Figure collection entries
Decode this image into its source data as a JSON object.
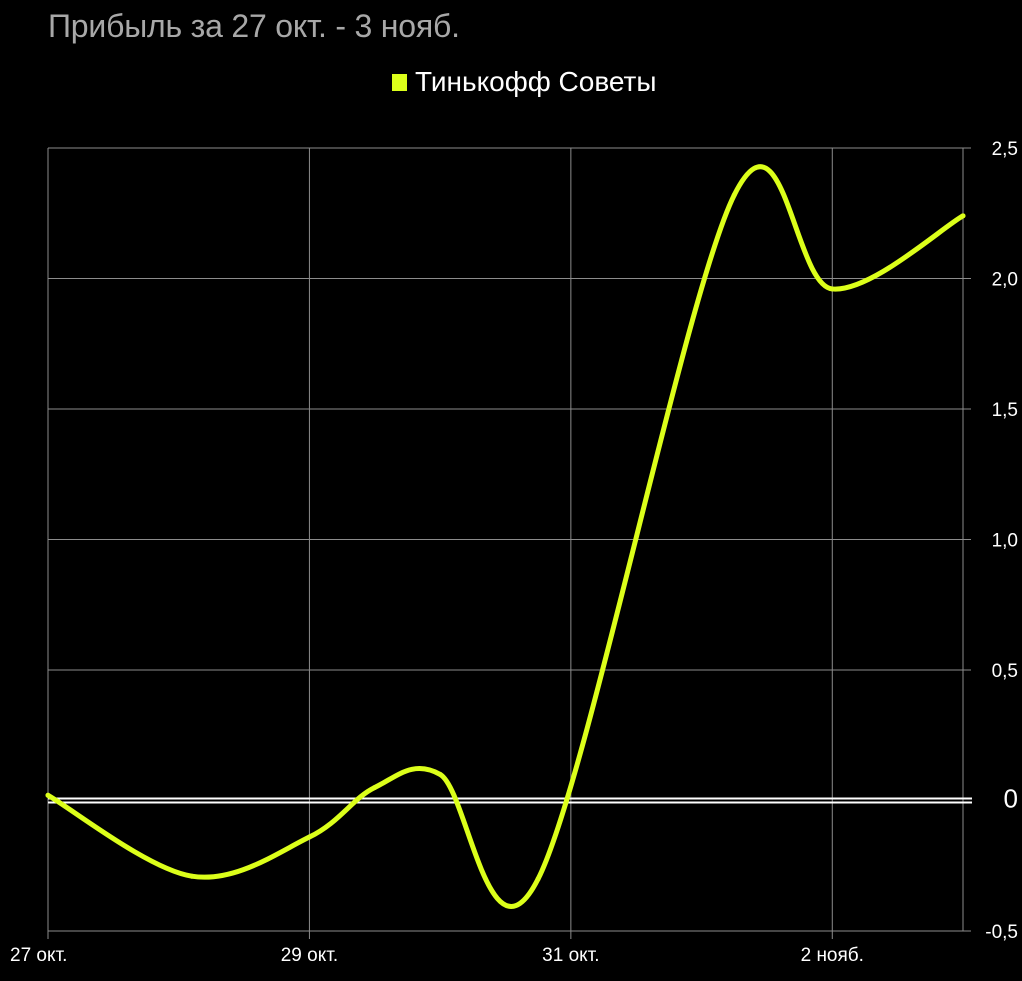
{
  "chart_data": {
    "type": "line",
    "title": "Прибыль за 27 окт. - 3 нояб.",
    "xlabel": "",
    "ylabel": "",
    "x_ticks": [
      "27 окт.",
      "29 окт.",
      "31 окт.",
      "2 нояб."
    ],
    "y_ticks": [
      "2,5",
      "2,0",
      "1,5",
      "1,0",
      "0,5",
      "0",
      "-0,5"
    ],
    "y_tick_values": [
      2.5,
      2.0,
      1.5,
      1.0,
      0.5,
      0,
      -0.5
    ],
    "ylim": [
      -0.5,
      2.5
    ],
    "x_range_days": [
      0,
      7
    ],
    "grid": true,
    "zero_line": true,
    "legend_position": "top",
    "smooth": true,
    "series": [
      {
        "name": "Тинькофф Советы",
        "color": "#dcff1a",
        "x_dates": [
          "27 окт.",
          "28 окт.",
          "29 окт.",
          "30 окт.",
          "30 окт.",
          "31 окт.",
          "1 нояб.",
          "2 нояб.",
          "3 нояб."
        ],
        "x": [
          0,
          1.1,
          2.0,
          2.5,
          3.0,
          3.75,
          5.25,
          6.0,
          7.0
        ],
        "y": [
          0.02,
          -0.29,
          -0.14,
          0.05,
          0.1,
          -0.3,
          2.32,
          1.96,
          2.24
        ]
      }
    ],
    "colors": {
      "background": "#000000",
      "grid": "#8c8c8c",
      "axis_text": "#ffffff",
      "title_text": "#a8a8a8",
      "zero_line": "#ffffff"
    }
  }
}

▸ WHAT YOU SHOULD DO
Copy each line in full and exactly, omitting any picture.

▸ THE SOLUTION
Decode this image into its source data as a JSON object.
{
  "chart_data": {
    "type": "line",
    "title": "Прибыль за 27 окт. - 3 нояб.",
    "xlabel": "",
    "ylabel": "",
    "x_ticks": [
      "27 окт.",
      "29 окт.",
      "31 окт.",
      "2 нояб."
    ],
    "y_ticks": [
      "2,5",
      "2,0",
      "1,5",
      "1,0",
      "0,5",
      "0",
      "-0,5"
    ],
    "y_tick_values": [
      2.5,
      2.0,
      1.5,
      1.0,
      0.5,
      0,
      -0.5
    ],
    "ylim": [
      -0.5,
      2.5
    ],
    "x_range_days": [
      0,
      7
    ],
    "grid": true,
    "zero_line": true,
    "legend_position": "top",
    "smooth": true,
    "series": [
      {
        "name": "Тинькофф Советы",
        "color": "#dcff1a",
        "x_dates": [
          "27 окт.",
          "28 окт.",
          "29 окт.",
          "30 окт.",
          "30 окт.",
          "31 окт.",
          "1 нояб.",
          "2 нояб.",
          "3 нояб."
        ],
        "x": [
          0,
          1.1,
          2.0,
          2.5,
          3.0,
          3.75,
          5.25,
          6.0,
          7.0
        ],
        "y": [
          0.02,
          -0.29,
          -0.14,
          0.05,
          0.1,
          -0.3,
          2.32,
          1.96,
          2.24
        ]
      }
    ],
    "colors": {
      "background": "#000000",
      "grid": "#8c8c8c",
      "axis_text": "#ffffff",
      "title_text": "#a8a8a8",
      "zero_line": "#ffffff"
    }
  }
}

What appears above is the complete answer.